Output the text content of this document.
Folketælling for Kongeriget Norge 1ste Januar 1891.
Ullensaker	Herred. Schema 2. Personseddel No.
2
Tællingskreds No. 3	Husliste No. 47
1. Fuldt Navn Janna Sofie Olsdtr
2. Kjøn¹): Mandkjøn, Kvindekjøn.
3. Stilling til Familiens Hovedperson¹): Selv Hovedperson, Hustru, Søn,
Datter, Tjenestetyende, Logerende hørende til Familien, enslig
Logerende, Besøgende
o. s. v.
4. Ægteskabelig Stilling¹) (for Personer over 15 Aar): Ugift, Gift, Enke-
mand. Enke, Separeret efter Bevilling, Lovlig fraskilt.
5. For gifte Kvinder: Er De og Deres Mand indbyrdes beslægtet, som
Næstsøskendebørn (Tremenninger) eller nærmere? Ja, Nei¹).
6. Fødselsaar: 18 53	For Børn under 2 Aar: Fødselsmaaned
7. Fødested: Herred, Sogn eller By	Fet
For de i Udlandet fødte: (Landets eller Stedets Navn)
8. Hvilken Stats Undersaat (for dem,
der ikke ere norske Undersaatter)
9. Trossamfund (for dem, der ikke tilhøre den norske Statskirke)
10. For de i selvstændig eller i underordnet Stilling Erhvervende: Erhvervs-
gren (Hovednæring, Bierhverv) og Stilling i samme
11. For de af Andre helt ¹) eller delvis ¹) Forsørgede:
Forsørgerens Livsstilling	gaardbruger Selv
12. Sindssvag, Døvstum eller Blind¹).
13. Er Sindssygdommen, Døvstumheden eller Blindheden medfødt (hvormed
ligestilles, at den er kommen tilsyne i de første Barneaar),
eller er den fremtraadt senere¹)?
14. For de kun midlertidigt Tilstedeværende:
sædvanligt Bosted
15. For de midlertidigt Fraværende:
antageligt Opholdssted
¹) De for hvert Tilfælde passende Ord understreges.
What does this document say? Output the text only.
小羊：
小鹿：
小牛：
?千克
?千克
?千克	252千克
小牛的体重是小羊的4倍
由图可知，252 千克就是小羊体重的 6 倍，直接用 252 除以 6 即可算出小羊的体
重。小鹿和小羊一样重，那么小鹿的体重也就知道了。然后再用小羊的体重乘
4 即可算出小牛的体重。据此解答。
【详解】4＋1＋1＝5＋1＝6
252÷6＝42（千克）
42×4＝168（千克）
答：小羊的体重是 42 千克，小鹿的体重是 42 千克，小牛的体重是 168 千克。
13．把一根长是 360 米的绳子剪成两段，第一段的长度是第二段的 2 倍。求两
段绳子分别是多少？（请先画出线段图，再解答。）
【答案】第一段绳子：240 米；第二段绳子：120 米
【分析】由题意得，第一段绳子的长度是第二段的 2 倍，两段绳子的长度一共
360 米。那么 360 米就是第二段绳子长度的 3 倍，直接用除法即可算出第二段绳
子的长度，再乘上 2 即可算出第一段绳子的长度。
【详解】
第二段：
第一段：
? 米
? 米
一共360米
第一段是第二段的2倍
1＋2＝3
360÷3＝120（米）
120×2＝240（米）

-------------------------

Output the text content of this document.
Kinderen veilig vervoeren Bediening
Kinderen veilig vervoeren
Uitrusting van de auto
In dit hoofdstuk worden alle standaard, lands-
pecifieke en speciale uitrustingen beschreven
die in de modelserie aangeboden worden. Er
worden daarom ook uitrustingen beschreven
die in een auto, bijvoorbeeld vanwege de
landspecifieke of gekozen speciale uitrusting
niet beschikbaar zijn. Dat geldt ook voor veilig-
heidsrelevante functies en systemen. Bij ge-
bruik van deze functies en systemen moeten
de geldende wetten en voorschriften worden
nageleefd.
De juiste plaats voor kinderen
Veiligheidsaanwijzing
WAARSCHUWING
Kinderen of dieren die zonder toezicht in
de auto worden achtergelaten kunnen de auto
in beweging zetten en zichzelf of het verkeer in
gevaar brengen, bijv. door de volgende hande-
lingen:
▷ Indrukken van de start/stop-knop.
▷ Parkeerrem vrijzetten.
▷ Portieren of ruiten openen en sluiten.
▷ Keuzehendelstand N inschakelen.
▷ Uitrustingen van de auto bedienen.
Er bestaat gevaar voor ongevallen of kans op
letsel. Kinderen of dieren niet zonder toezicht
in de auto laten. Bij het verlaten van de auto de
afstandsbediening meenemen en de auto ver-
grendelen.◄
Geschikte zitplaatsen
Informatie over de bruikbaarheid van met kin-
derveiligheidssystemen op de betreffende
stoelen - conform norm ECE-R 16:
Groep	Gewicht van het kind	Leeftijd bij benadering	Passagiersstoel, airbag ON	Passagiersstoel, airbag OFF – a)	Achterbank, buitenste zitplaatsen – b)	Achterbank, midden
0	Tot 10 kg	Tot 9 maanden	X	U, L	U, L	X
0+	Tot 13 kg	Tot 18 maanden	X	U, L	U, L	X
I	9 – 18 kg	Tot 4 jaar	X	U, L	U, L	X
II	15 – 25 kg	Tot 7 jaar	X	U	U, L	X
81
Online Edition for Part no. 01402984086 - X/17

-------------------------

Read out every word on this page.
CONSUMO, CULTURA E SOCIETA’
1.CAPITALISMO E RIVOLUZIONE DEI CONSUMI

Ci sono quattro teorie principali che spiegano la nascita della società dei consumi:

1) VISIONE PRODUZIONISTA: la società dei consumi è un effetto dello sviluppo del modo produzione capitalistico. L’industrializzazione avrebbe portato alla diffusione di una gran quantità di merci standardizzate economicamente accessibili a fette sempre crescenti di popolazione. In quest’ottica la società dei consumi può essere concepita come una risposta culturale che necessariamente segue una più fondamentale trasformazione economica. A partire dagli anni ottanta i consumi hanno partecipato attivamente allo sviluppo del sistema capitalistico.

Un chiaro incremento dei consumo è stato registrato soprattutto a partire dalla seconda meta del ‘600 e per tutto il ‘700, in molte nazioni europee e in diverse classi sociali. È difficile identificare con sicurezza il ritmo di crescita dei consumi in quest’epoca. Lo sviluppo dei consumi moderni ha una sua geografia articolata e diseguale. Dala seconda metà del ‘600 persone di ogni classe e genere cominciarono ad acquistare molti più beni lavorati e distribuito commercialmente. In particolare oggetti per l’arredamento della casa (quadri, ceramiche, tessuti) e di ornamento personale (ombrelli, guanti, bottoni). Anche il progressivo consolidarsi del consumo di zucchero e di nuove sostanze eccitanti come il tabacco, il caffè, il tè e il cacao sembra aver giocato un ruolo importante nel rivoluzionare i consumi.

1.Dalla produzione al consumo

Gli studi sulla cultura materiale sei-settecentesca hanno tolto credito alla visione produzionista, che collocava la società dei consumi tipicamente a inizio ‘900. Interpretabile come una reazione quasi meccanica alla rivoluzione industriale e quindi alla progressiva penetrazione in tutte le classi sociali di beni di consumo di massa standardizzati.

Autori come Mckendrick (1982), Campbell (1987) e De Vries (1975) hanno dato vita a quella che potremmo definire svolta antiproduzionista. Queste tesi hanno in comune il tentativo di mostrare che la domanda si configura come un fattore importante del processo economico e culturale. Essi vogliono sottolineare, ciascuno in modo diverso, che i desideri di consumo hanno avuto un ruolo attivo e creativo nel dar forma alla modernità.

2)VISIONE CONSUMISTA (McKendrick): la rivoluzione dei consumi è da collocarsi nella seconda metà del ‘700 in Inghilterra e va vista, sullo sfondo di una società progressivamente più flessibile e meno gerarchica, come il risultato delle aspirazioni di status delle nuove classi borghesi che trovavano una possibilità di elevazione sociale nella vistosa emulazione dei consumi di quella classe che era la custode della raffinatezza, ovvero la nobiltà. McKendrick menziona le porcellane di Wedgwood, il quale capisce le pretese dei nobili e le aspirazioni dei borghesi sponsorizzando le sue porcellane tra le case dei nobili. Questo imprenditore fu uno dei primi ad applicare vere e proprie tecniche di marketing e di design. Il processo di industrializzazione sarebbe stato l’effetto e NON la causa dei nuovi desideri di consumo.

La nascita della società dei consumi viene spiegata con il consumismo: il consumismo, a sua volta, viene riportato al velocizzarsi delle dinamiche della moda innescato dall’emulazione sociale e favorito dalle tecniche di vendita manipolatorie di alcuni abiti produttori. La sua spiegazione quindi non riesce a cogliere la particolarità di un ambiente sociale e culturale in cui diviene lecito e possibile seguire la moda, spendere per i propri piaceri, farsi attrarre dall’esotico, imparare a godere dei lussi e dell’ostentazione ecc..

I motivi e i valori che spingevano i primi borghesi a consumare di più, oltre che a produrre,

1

-------------------------

# Requirements:
Select, from the listing, all lines that include the word "ruolo".

# Problem solution:
Un chiaro incremento dei consumo è stato registrato soprattutto a partire dalla seconda meta del ‘600 e per tutto il ‘700, in molte nazioni europee e in diverse classi sociali. È difficile identificare con sicurezza il ritmo di crescita dei consumi in quest’epoca. Lo sviluppo dei consumi moderni ha una sua geografia articolata e diseguale. Dala seconda metà del ‘600 persone di ogni classe e genere cominciarono ad acquistare molti più beni lavorati e distribuito commercialmente. In particolare oggetti per l’arredamento della casa (quadri, ceramiche, tessuti) e di ornamento personale (ombrelli, guanti, bottoni). Anche il progressivo consolidarsi del consumo di zucchero e di nuove sostanze eccitanti come il tabacco, il caffè, il tè e il cacao sembra aver giocato un ruolo importante nel rivoluzionare i consumi.
Autori come Mckendrick (1982), Campbell (1987) e De Vries (1975) hanno dato vita a quella che potremmo definire svolta antiproduzionista. Queste tesi hanno in comune il tentativo di mostrare che la domanda si configura come un fattore importante del processo economico e culturale. Essi vogliono sottolineare, ciascuno in modo diverso, che i desideri di consumo hanno avuto un ruolo attivo e creativo nel dar forma alla modernità.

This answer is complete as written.